Each record needs to be echoed exactly; can you do that?

........

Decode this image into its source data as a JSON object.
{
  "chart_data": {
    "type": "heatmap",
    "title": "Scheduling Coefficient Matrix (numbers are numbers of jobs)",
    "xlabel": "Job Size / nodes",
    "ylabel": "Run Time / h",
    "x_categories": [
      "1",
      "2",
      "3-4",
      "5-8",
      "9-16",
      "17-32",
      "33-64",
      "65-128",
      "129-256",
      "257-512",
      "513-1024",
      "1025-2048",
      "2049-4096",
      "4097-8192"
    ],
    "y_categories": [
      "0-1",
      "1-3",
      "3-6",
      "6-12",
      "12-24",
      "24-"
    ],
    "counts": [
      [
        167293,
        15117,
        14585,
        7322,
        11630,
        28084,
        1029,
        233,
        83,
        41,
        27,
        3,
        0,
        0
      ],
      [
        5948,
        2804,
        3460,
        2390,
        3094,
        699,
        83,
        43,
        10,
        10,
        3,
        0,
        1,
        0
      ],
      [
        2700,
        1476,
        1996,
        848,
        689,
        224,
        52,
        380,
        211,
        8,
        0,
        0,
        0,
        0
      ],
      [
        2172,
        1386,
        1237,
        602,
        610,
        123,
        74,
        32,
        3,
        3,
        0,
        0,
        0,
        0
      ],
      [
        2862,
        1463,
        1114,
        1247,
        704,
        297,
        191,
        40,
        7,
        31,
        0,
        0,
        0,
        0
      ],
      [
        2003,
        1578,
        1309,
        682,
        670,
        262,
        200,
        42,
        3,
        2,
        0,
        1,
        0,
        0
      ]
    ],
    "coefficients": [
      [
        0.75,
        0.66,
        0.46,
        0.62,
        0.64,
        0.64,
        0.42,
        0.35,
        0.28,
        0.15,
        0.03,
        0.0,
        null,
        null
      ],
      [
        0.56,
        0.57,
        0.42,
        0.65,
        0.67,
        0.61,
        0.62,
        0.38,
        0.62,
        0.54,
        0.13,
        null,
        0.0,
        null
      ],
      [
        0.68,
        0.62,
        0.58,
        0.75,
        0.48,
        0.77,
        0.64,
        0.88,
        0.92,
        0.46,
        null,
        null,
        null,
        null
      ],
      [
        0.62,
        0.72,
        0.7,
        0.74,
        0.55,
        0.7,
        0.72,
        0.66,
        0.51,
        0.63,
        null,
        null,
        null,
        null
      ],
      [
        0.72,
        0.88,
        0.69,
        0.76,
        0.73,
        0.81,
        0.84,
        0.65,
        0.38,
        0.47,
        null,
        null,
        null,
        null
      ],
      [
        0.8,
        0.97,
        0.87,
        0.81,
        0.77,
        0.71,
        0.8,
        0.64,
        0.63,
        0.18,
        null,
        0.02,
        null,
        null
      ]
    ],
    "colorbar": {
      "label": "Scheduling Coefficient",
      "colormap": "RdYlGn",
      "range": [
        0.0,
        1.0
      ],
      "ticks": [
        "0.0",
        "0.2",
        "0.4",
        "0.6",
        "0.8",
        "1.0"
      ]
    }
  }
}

........

SOLVED PROBLEM
Decode this image into its source data as a JSON object.
{
  "chart_data": {
    "type": "heatmap",
    "title": "Scheduling Coefficient Matrix (numbers are numbers of jobs)",
    "xlabel": "Job Size / nodes",
    "ylabel": "Run Time / h",
    "x_categories": [
      "1",
      "2",
      "3-4",
      "5-8",
      "9-16",
      "17-32",
      "33-64",
      "65-128",
      "129-256",
      "257-512",
      "513-1024",
      "1025-2048",
      "2049-4096",
      "4097-8192"
    ],
    "y_categories": [
      "0-1",
      "1-3",
      "3-6",
      "6-12",
      "12-24",
      "24-"
    ],
    "counts": [
      [
        167293,
        15117,
        14585,
        7322,
        11630,
        28084,
        1029,
        233,
        83,
        41,
        27,
        3,
        0,
        0
      ],
      [
        5948,
        2804,
        3460,
        2390,
        3094,
        699,
        83,
        43,
        10,
        10,
        3,
        0,
        1,
        0
      ],
      [
        2700,
        1476,
        1996,
        848,
        689,
        224,
        52,
        380,
        211,
        8,
        0,
        0,
        0,
        0
      ],
      [
        2172,
        1386,
        1237,
        602,
        610,
        123,
        74,
        32,
        3,
        3,
        0,
        0,
        0,
        0
      ],
      [
        2862,
        1463,
        1114,
        1247,
        704,
        297,
        191,
        40,
        7,
        31,
        0,
        0,
        0,
        0
      ],
      [
        2003,
        1578,
        1309,
        682,
        670,
        262,
        200,
        42,
        3,
        2,
        0,
        1,
        0,
        0
      ]
    ],
    "coefficients": [
      [
        0.75,
        0.66,
        0.46,
        0.62,
        0.64,
        0.64,
        0.42,
        0.35,
        0.28,
        0.15,
        0.03,
        0.0,
        null,
        null
      ],
      [
        0.56,
        0.57,
        0.42,
        0.65,
        0.67,
        0.61,
        0.62,
        0.38,
        0.62,
        0.54,
        0.13,
        null,
        0.0,
        null
      ],
      [
        0.68,
        0.62,
        0.58,
        0.75,
        0.48,
        0.77,
        0.64,
        0.88,
        0.92,
        0.46,
        null,
        null,
        null,
        null
      ],
      [
        0.62,
        0.72,
        0.7,
        0.74,
        0.55,
        0.7,
        0.72,
        0.66,
        0.51,
        0.63,
        null,
        null,
        null,
        null
      ],
      [
        0.72,
        0.88,
        0.69,
        0.76,
        0.73,
        0.81,
        0.84,
        0.65,
        0.38,
        0.47,
        null,
        null,
        null,
        null
      ],
      [
        0.8,
        0.97,
        0.87,
        0.81,
        0.77,
        0.71,
        0.8,
        0.64,
        0.63,
        0.18,
        null,
        0.02,
        null,
        null
      ]
    ],
    "colorbar": {
      "label": "Scheduling Coefficient",
      "colormap": "RdYlGn",
      "range": [
        0.0,
        1.0
      ],
      "ticks": [
        "0.0",
        "0.2",
        "0.4",
        "0.6",
        "0.8",
        "1.0"
      ]
    }
  }
}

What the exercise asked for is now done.